(TASK BRIEF)
Each line holding the word "青年老师课文朗读竞赛主持词" counts once; give the total and nothing more.
+++ RECORDS SHOWN
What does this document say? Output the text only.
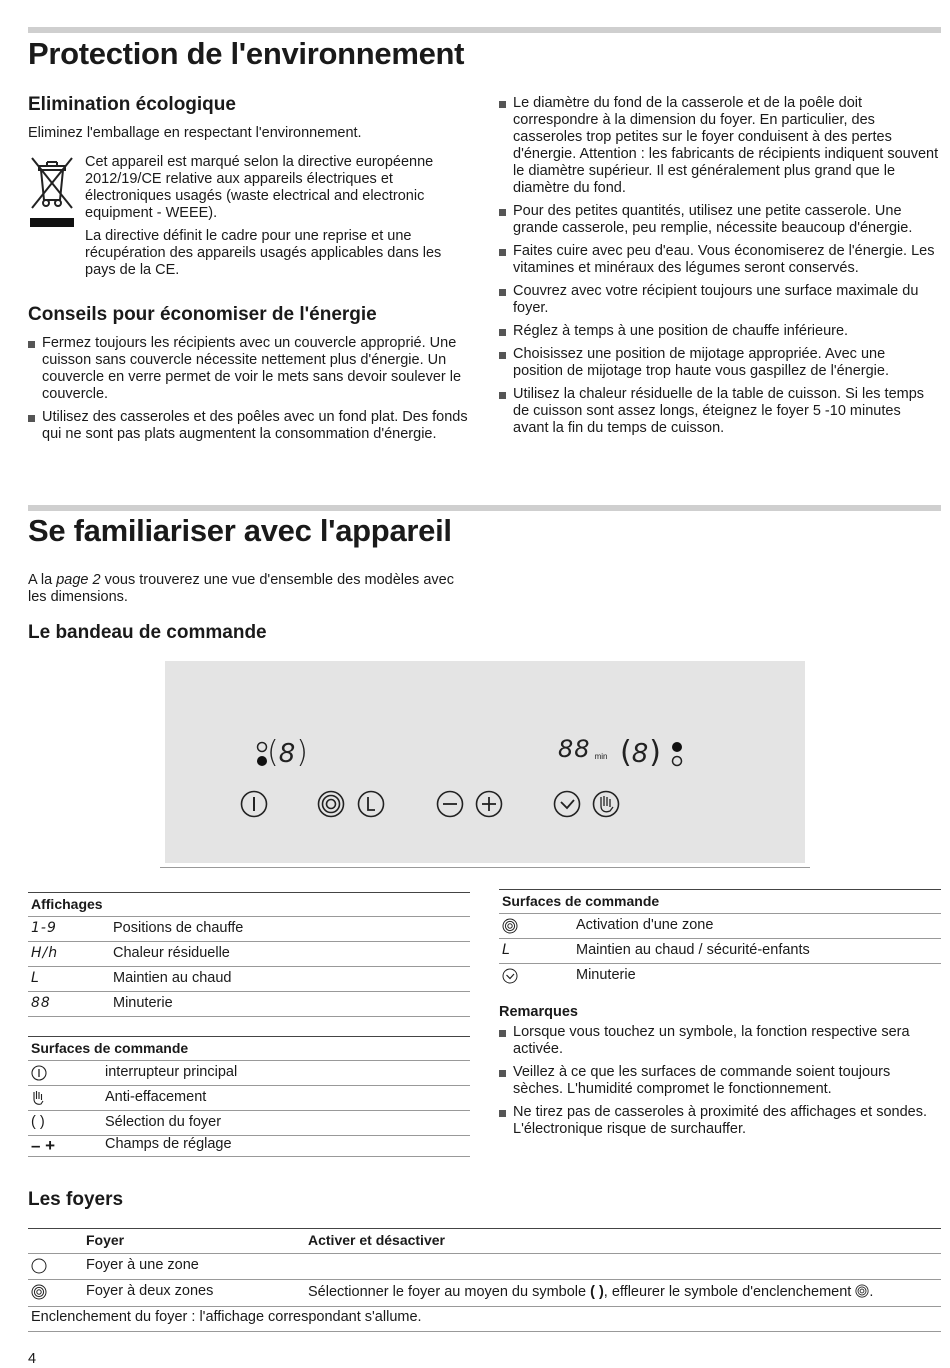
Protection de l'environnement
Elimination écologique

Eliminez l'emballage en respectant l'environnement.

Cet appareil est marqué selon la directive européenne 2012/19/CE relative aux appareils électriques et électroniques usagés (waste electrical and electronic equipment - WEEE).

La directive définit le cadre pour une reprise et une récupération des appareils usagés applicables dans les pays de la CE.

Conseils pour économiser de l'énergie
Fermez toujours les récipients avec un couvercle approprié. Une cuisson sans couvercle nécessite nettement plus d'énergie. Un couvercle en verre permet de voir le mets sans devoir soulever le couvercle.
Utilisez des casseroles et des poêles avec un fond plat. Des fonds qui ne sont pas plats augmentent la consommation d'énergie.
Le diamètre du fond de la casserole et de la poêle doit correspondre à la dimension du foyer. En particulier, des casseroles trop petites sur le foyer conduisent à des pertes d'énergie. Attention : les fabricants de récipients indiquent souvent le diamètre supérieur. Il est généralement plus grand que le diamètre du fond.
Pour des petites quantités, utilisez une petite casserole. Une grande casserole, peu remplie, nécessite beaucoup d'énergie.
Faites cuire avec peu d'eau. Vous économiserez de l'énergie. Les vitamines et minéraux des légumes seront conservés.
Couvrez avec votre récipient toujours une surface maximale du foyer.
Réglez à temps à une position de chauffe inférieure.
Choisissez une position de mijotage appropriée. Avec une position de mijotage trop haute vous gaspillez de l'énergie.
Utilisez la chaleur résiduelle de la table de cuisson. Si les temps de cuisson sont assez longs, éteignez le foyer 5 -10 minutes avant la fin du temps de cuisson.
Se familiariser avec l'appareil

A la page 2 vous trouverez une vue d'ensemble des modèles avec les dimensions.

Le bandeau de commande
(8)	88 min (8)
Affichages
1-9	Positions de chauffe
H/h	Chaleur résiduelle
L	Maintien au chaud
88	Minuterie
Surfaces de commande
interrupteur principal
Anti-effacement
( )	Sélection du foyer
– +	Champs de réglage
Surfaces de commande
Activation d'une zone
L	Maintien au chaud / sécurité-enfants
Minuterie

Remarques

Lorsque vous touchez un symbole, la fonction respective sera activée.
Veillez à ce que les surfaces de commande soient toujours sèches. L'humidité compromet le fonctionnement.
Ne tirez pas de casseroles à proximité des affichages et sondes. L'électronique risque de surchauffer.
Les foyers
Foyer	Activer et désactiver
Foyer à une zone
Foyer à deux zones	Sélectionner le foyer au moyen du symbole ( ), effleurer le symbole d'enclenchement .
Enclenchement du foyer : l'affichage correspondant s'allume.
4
++++++
+++ RECORDS SHOWN
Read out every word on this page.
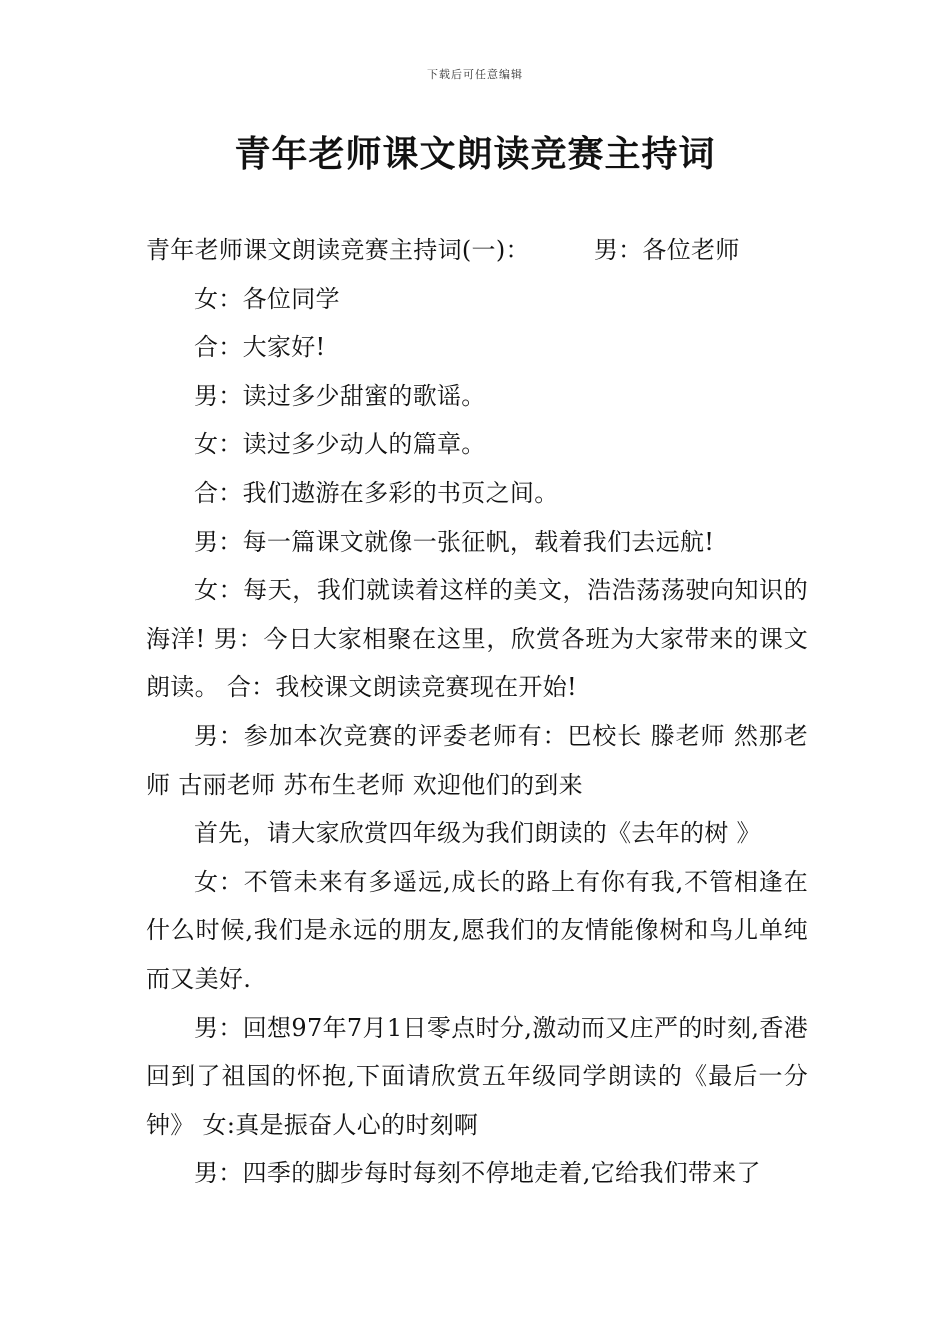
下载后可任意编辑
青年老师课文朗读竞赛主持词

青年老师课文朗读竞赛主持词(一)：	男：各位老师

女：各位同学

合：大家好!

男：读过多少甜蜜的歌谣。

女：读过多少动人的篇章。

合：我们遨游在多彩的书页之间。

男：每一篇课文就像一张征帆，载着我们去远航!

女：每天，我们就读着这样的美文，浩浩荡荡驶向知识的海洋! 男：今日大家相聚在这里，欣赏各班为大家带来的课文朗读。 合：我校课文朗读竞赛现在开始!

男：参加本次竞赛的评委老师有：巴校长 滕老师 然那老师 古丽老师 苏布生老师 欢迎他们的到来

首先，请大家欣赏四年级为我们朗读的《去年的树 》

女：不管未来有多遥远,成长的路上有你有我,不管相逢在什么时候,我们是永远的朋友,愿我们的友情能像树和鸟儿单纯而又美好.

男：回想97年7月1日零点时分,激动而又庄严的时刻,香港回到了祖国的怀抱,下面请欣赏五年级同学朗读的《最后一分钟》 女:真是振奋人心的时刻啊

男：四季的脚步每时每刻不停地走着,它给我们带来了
++++++
(EXERCISE SOLUTION)
2